▶ [BRIEF]:
Make an exact copy of all the entries, with the pictures left out.

▶ [MATERIAL]:

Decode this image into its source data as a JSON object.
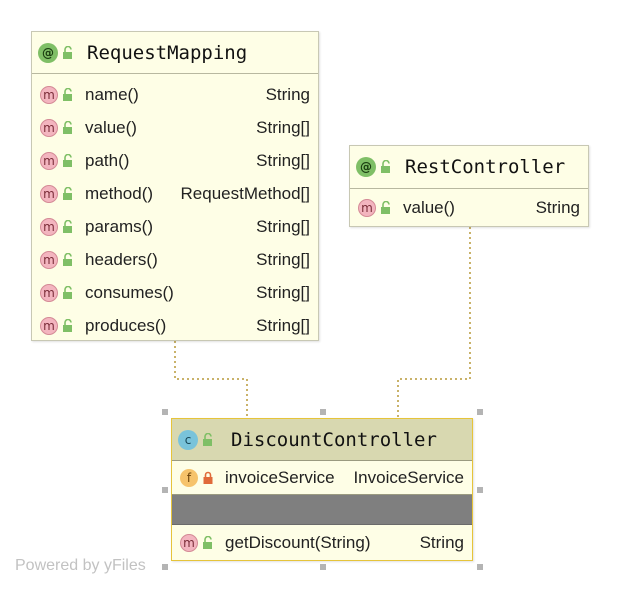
{
  "nodes": {
    "request_mapping": {
      "badge": "@",
      "title": "RequestMapping",
      "rows": [
        {
          "badge": "m",
          "name": "name()",
          "type": "String"
        },
        {
          "badge": "m",
          "name": "value()",
          "type": "String[]"
        },
        {
          "badge": "m",
          "name": "path()",
          "type": "String[]"
        },
        {
          "badge": "m",
          "name": "method()",
          "type": "RequestMethod[]"
        },
        {
          "badge": "m",
          "name": "params()",
          "type": "String[]"
        },
        {
          "badge": "m",
          "name": "headers()",
          "type": "String[]"
        },
        {
          "badge": "m",
          "name": "consumes()",
          "type": "String[]"
        },
        {
          "badge": "m",
          "name": "produces()",
          "type": "String[]"
        }
      ]
    },
    "rest_controller": {
      "badge": "@",
      "title": "RestController",
      "rows": [
        {
          "badge": "m",
          "name": "value()",
          "type": "String"
        }
      ]
    },
    "discount_controller": {
      "badge": "c",
      "title": "DiscountController",
      "field": {
        "badge": "f",
        "name": "invoiceService",
        "type": "InvoiceService"
      },
      "method": {
        "badge": "m",
        "name": "getDiscount(String)",
        "type": "String"
      }
    }
  },
  "colors": {
    "node_fill": "#fefee6",
    "selected_border": "#e6c43a",
    "header_selected": "#d8d8b0",
    "empty_section": "#7f7f7f",
    "edge": "#c9b26a",
    "public_icon": "#7fbf66",
    "private_icon": "#e06a3a"
  },
  "watermark": "Powered by yFiles"
}
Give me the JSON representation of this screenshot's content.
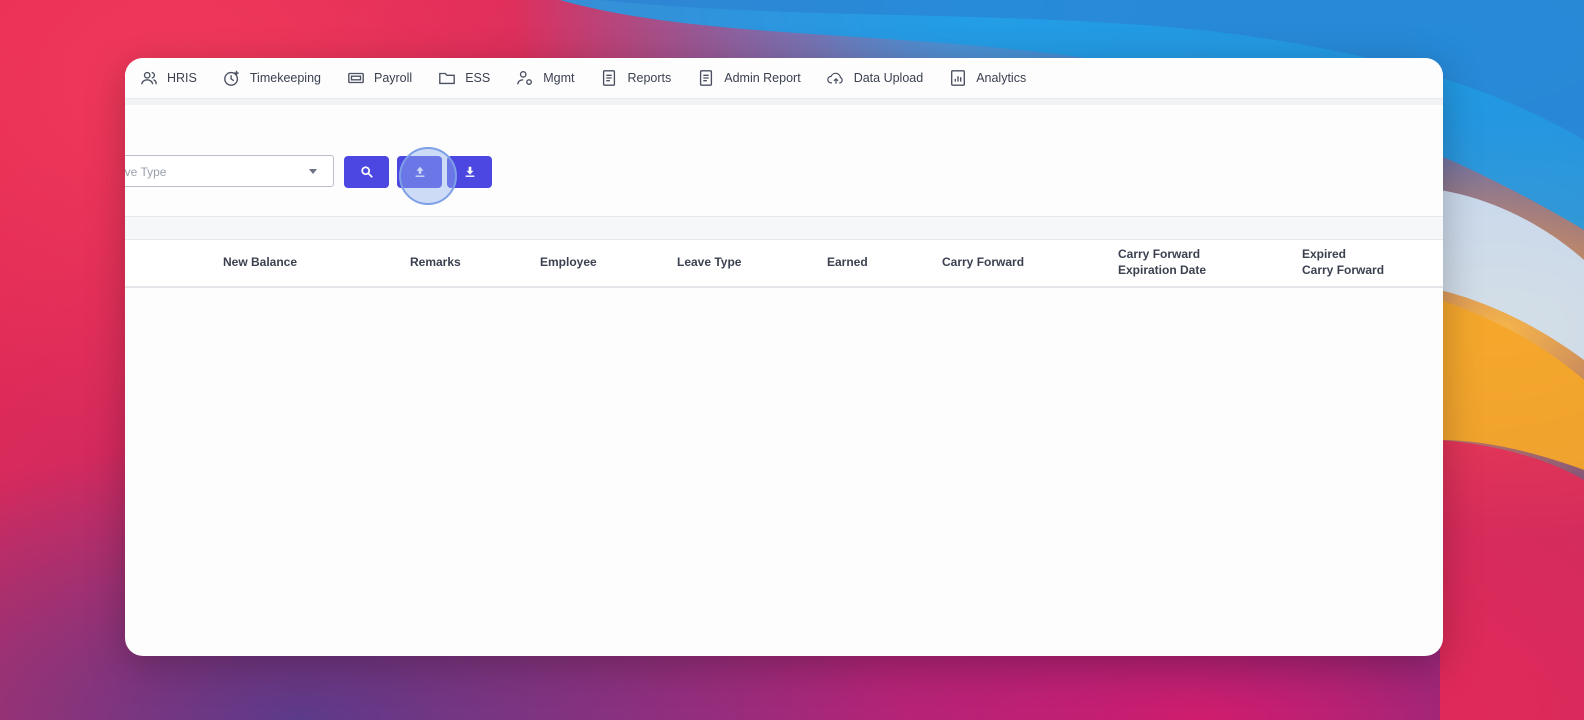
{
  "nav": {
    "items": [
      {
        "label": "HRIS",
        "icon": "users-icon"
      },
      {
        "label": "Timekeeping",
        "icon": "clock-plus-icon"
      },
      {
        "label": "Payroll",
        "icon": "cash-icon"
      },
      {
        "label": "ESS",
        "icon": "folder-icon"
      },
      {
        "label": "Mgmt",
        "icon": "user-gear-icon"
      },
      {
        "label": "Reports",
        "icon": "document-icon"
      },
      {
        "label": "Admin Report",
        "icon": "document-icon"
      },
      {
        "label": "Data Upload",
        "icon": "cloud-upload-icon"
      },
      {
        "label": "Analytics",
        "icon": "bar-chart-icon"
      }
    ]
  },
  "filters": {
    "leave_type_placeholder": "ave Type",
    "search_icon": "search-icon",
    "upload_icon": "upload-icon",
    "download_icon": "download-icon"
  },
  "table": {
    "headers": [
      {
        "line1": "New Balance",
        "line2": ""
      },
      {
        "line1": "Remarks",
        "line2": ""
      },
      {
        "line1": "Employee",
        "line2": ""
      },
      {
        "line1": "Leave Type",
        "line2": ""
      },
      {
        "line1": "Earned",
        "line2": ""
      },
      {
        "line1": "Carry Forward",
        "line2": ""
      },
      {
        "line1": "Carry Forward",
        "line2": "Expiration Date"
      },
      {
        "line1": "Expired",
        "line2": "Carry Forward"
      }
    ]
  },
  "colors": {
    "accent": "#4b47e0",
    "text": "#3c4150"
  }
}
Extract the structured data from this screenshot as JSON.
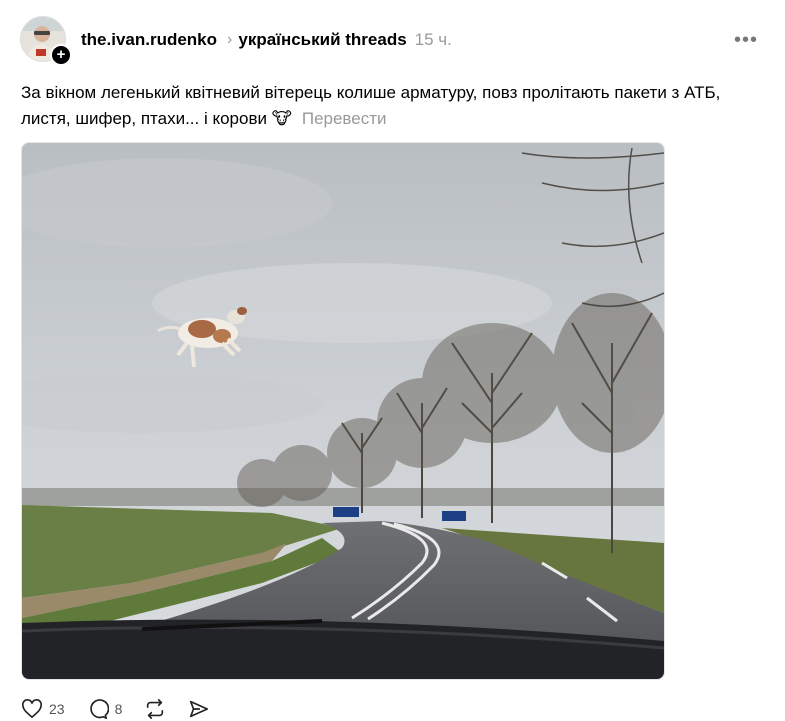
{
  "post": {
    "username": "the.ivan.rudenko",
    "topic": "український threads",
    "time": "15 ч.",
    "text": "За вікном легенький квітневий вітерець колише арматуру, повз пролітають пакети з АТБ, листя, шифер, птахи... і корови 🐮",
    "translate_label": "Перевести",
    "image_alt": "Flying cow over a countryside road",
    "likes": "23",
    "replies": "8"
  },
  "icons": {
    "follow": "plus-icon",
    "more": "more-dots-icon",
    "like": "heart-icon",
    "reply": "reply-bubble-icon",
    "repost": "repost-icon",
    "share": "share-send-icon"
  }
}
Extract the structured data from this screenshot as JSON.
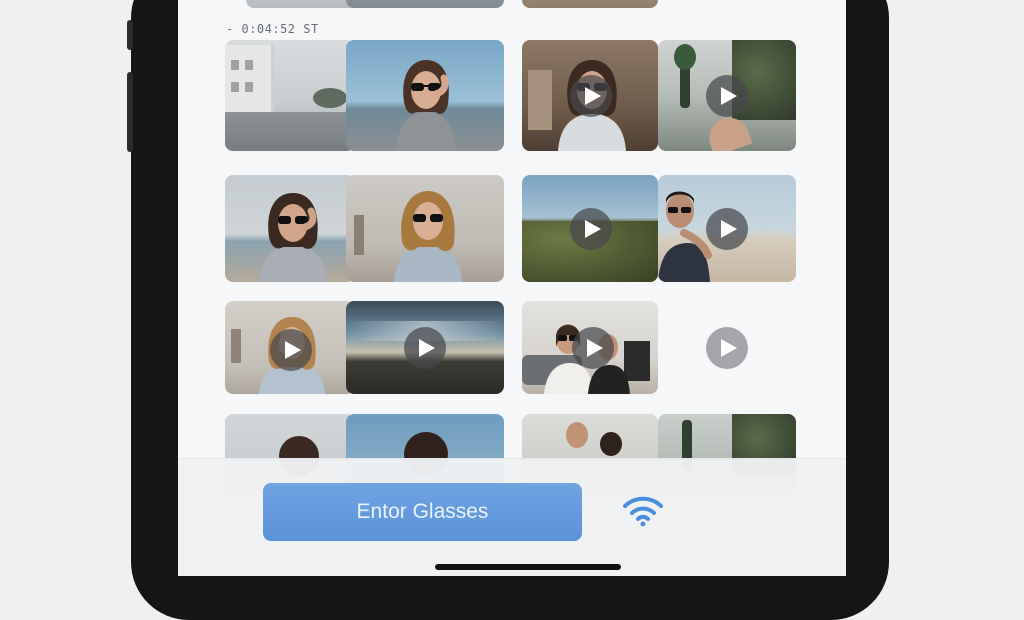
{
  "status": {
    "timestamp": "- 0:04:52 ST"
  },
  "gallery": {
    "items": [
      {
        "kind": "photo",
        "desc": "street"
      },
      {
        "kind": "photo",
        "desc": "woman-sunglasses-beach"
      },
      {
        "kind": "video",
        "desc": "woman-sunglasses-room"
      },
      {
        "kind": "video",
        "desc": "palm-tree-street"
      },
      {
        "kind": "photo",
        "desc": "woman-sunglasses-sea"
      },
      {
        "kind": "photo",
        "desc": "woman-sunglasses-studio"
      },
      {
        "kind": "video",
        "desc": "coastal-cliff"
      },
      {
        "kind": "video",
        "desc": "man-sunglasses-beach"
      },
      {
        "kind": "video",
        "desc": "woman-studio"
      },
      {
        "kind": "video",
        "desc": "sunset-sky"
      },
      {
        "kind": "video",
        "desc": "couple-living-room"
      },
      {
        "kind": "video",
        "desc": "empty"
      }
    ]
  },
  "action": {
    "primary_label": "Entor Glasses"
  },
  "icons": {
    "wifi": "wifi-icon",
    "play": "play-icon"
  },
  "colors": {
    "accent": "#5b93d8",
    "wifi": "#4a8ee0"
  }
}
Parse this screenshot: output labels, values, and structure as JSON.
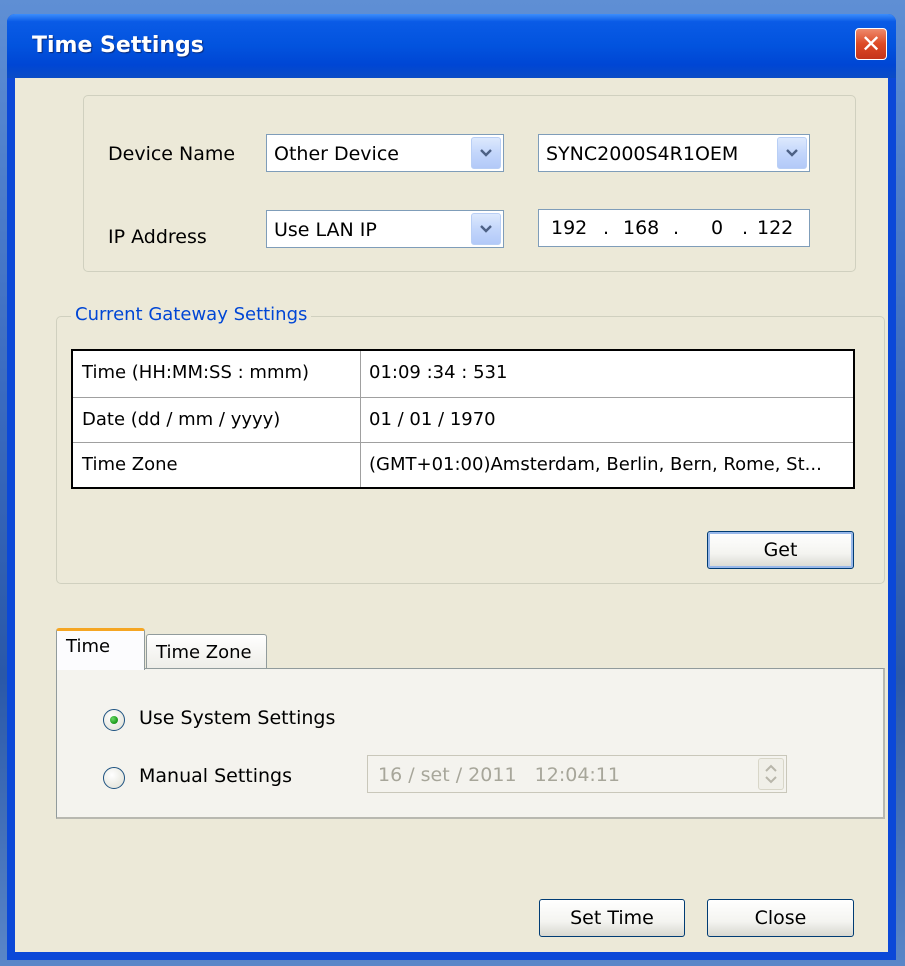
{
  "window": {
    "title": "Time Settings",
    "close_label": "✕"
  },
  "device": {
    "name_label": "Device Name",
    "name_value": "Other Device",
    "model_value": "SYNC2000S4R1OEM",
    "ip_label": "IP Address",
    "ip_mode_value": "Use LAN IP",
    "ip_octets": [
      "192",
      "168",
      "0",
      "122"
    ],
    "ip_separators": [
      ".",
      ".",
      "."
    ]
  },
  "gateway": {
    "legend": "Current Gateway Settings",
    "rows": [
      {
        "label": "Time (HH:MM:SS : mmm)",
        "value": "01:09 :34 : 531"
      },
      {
        "label": "Date (dd / mm / yyyy)",
        "value": "01 / 01 / 1970"
      },
      {
        "label": "Time Zone",
        "value": "(GMT+01:00)Amsterdam, Berlin, Bern, Rome, St..."
      }
    ],
    "get_label": "Get"
  },
  "tabs": [
    {
      "label": "Time",
      "active": true
    },
    {
      "label": "Time Zone",
      "active": false
    }
  ],
  "time_tab": {
    "use_system_label": "Use System Settings",
    "use_system_selected": true,
    "manual_label": "Manual Settings",
    "manual_selected": false,
    "manual_value": "16 / set / 2011   12:04:11"
  },
  "footer": {
    "set_time_label": "Set Time",
    "close_label": "Close"
  },
  "icons": {
    "dropdown": "chevron-down-icon",
    "close": "close-icon",
    "spinner": "spin-updown-icon",
    "radio_selected": "radio-selected-icon",
    "radio_unselected": "radio-unselected-icon"
  },
  "colors": {
    "titlebar": "#0253de",
    "client": "#ece9d8",
    "legend_text": "#0046d5",
    "tab_accent": "#f5a623"
  }
}
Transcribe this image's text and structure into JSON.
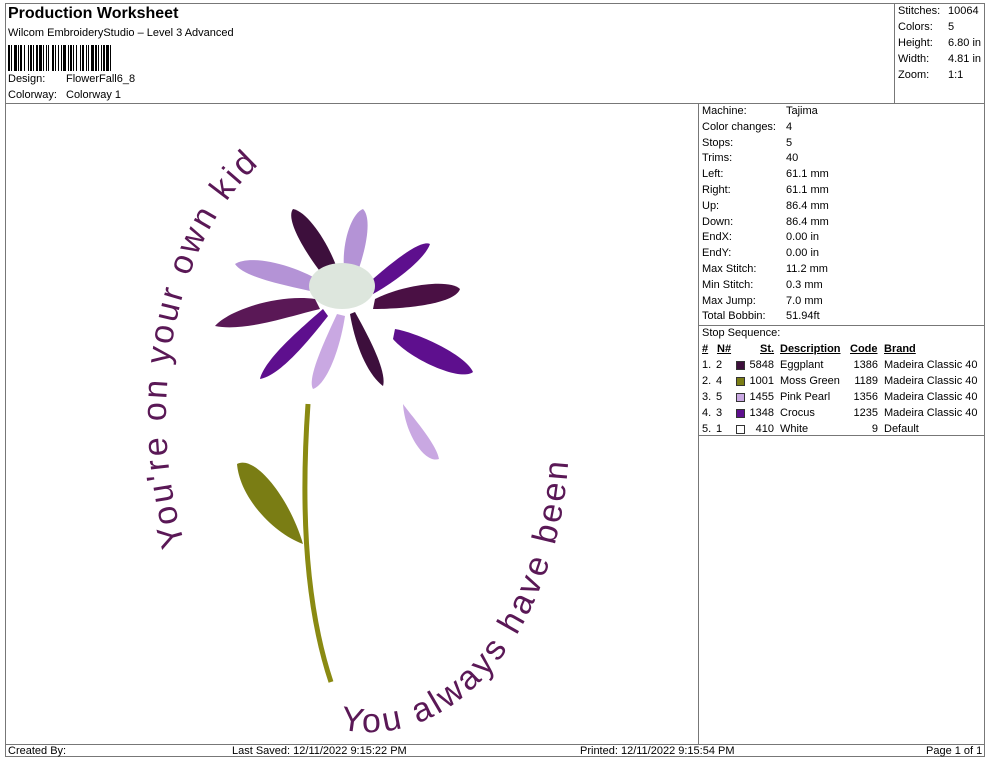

▶ [ANSWER TO THE PROBLEM]:
Decode this image into its source data as a JSON object.
{
  "nodes": {
    "request_mapping": {
      "badge": "@",
      "title": "RequestMapping",
      "rows": [
        {
          "badge": "m",
          "name": "name()",
          "type": "String"
        },
        {
          "badge": "m",
          "name": "value()",
          "type": "String[]"
        },
        {
          "badge": "m",
          "name": "path()",
          "type": "String[]"
        },
        {
          "badge": "m",
          "name": "method()",
          "type": "RequestMethod[]"
        },
        {
          "badge": "m",
          "name": "params()",
          "type": "String[]"
        },
        {
          "badge": "m",
          "name": "headers()",
          "type": "String[]"
        },
        {
          "badge": "m",
          "name": "consumes()",
          "type": "String[]"
        },
        {
          "badge": "m",
          "name": "produces()",
          "type": "String[]"
        }
      ]
    },
    "rest_controller": {
      "badge": "@",
      "title": "RestController",
      "rows": [
        {
          "badge": "m",
          "name": "value()",
          "type": "String"
        }
      ]
    },
    "discount_controller": {
      "badge": "c",
      "title": "DiscountController",
      "field": {
        "badge": "f",
        "name": "invoiceService",
        "type": "InvoiceService"
      },
      "method": {
        "badge": "m",
        "name": "getDiscount(String)",
        "type": "String"
      }
    }
  },
  "colors": {
    "node_fill": "#fefee6",
    "selected_border": "#e6c43a",
    "header_selected": "#d8d8b0",
    "empty_section": "#7f7f7f",
    "edge": "#c9b26a",
    "public_icon": "#7fbf66",
    "private_icon": "#e06a3a"
  },
  "watermark": "Powered by yFiles"
}
Give me the JSON representation of this screenshot's content.
{
  "nav": {
    "items": [
      {
        "label": "HRIS",
        "icon": "users-icon"
      },
      {
        "label": "Timekeeping",
        "icon": "clock-plus-icon"
      },
      {
        "label": "Payroll",
        "icon": "cash-icon"
      },
      {
        "label": "ESS",
        "icon": "folder-icon"
      },
      {
        "label": "Mgmt",
        "icon": "user-gear-icon"
      },
      {
        "label": "Reports",
        "icon": "document-icon"
      },
      {
        "label": "Admin Report",
        "icon": "document-icon"
      },
      {
        "label": "Data Upload",
        "icon": "cloud-upload-icon"
      },
      {
        "label": "Analytics",
        "icon": "bar-chart-icon"
      }
    ]
  },
  "filters": {
    "leave_type_placeholder": "ave Type",
    "search_icon": "search-icon",
    "upload_icon": "upload-icon",
    "download_icon": "download-icon"
  },
  "table": {
    "headers": [
      {
        "line1": "New Balance",
        "line2": ""
      },
      {
        "line1": "Remarks",
        "line2": ""
      },
      {
        "line1": "Employee",
        "line2": ""
      },
      {
        "line1": "Leave Type",
        "line2": ""
      },
      {
        "line1": "Earned",
        "line2": ""
      },
      {
        "line1": "Carry Forward",
        "line2": ""
      },
      {
        "line1": "Carry Forward",
        "line2": "Expiration Date"
      },
      {
        "line1": "Expired",
        "line2": "Carry Forward"
      }
    ]
  },
  "colors": {
    "accent": "#4b47e0",
    "text": "#3c4150"
  }
}
Extract the structured data from this screenshot as JSON.
{
  "post": {
    "username": "the.ivan.rudenko",
    "topic": "український threads",
    "time": "15 ч.",
    "text": "За вікном легенький квітневий вітерець колише арматуру, повз пролітають пакети з АТБ, листя, шифер, птахи... і корови 🐮",
    "translate_label": "Перевести",
    "image_alt": "Flying cow over a countryside road",
    "likes": "23",
    "replies": "8"
  },
  "icons": {
    "follow": "plus-icon",
    "more": "more-dots-icon",
    "like": "heart-icon",
    "reply": "reply-bubble-icon",
    "repost": "repost-icon",
    "share": "share-send-icon"
  }
}
Extract the structured data from this screenshot as JSON.
{
  "status": {
    "timestamp": "- 0:04:52 ST"
  },
  "gallery": {
    "items": [
      {
        "kind": "photo",
        "desc": "street"
      },
      {
        "kind": "photo",
        "desc": "woman-sunglasses-beach"
      },
      {
        "kind": "video",
        "desc": "woman-sunglasses-room"
      },
      {
        "kind": "video",
        "desc": "palm-tree-street"
      },
      {
        "kind": "photo",
        "desc": "woman-sunglasses-sea"
      },
      {
        "kind": "photo",
        "desc": "woman-sunglasses-studio"
      },
      {
        "kind": "video",
        "desc": "coastal-cliff"
      },
      {
        "kind": "video",
        "desc": "man-sunglasses-beach"
      },
      {
        "kind": "video",
        "desc": "woman-studio"
      },
      {
        "kind": "video",
        "desc": "sunset-sky"
      },
      {
        "kind": "video",
        "desc": "couple-living-room"
      },
      {
        "kind": "video",
        "desc": "empty"
      }
    ]
  },
  "action": {
    "primary_label": "Entor Glasses"
  },
  "icons": {
    "wifi": "wifi-icon",
    "play": "play-icon"
  },
  "colors": {
    "accent": "#5b93d8",
    "wifi": "#4a8ee0"
  }
}
Parse this screenshot: output labels, values, and structure as JSON.
{
  "window": {
    "title": "Time Settings",
    "close_label": "✕"
  },
  "device": {
    "name_label": "Device Name",
    "name_value": "Other Device",
    "model_value": "SYNC2000S4R1OEM",
    "ip_label": "IP Address",
    "ip_mode_value": "Use LAN IP",
    "ip_octets": [
      "192",
      "168",
      "0",
      "122"
    ],
    "ip_separators": [
      ".",
      ".",
      "."
    ]
  },
  "gateway": {
    "legend": "Current Gateway Settings",
    "rows": [
      {
        "label": "Time (HH:MM:SS : mmm)",
        "value": "01:09 :34 : 531"
      },
      {
        "label": "Date (dd / mm / yyyy)",
        "value": "01 / 01 / 1970"
      },
      {
        "label": "Time Zone",
        "value": "(GMT+01:00)Amsterdam, Berlin, Bern, Rome, St..."
      }
    ],
    "get_label": "Get"
  },
  "tabs": [
    {
      "label": "Time",
      "active": true
    },
    {
      "label": "Time Zone",
      "active": false
    }
  ],
  "time_tab": {
    "use_system_label": "Use System Settings",
    "use_system_selected": true,
    "manual_label": "Manual Settings",
    "manual_selected": false,
    "manual_value": "16 / set / 2011   12:04:11"
  },
  "footer": {
    "set_time_label": "Set Time",
    "close_label": "Close"
  },
  "icons": {
    "dropdown": "chevron-down-icon",
    "close": "close-icon",
    "spinner": "spin-updown-icon",
    "radio_selected": "radio-selected-icon",
    "radio_unselected": "radio-unselected-icon"
  },
  "colors": {
    "titlebar": "#0253de",
    "client": "#ece9d8",
    "legend_text": "#0046d5",
    "tab_accent": "#f5a623"
  }
}
Transcribe this image's text and structure into JSON.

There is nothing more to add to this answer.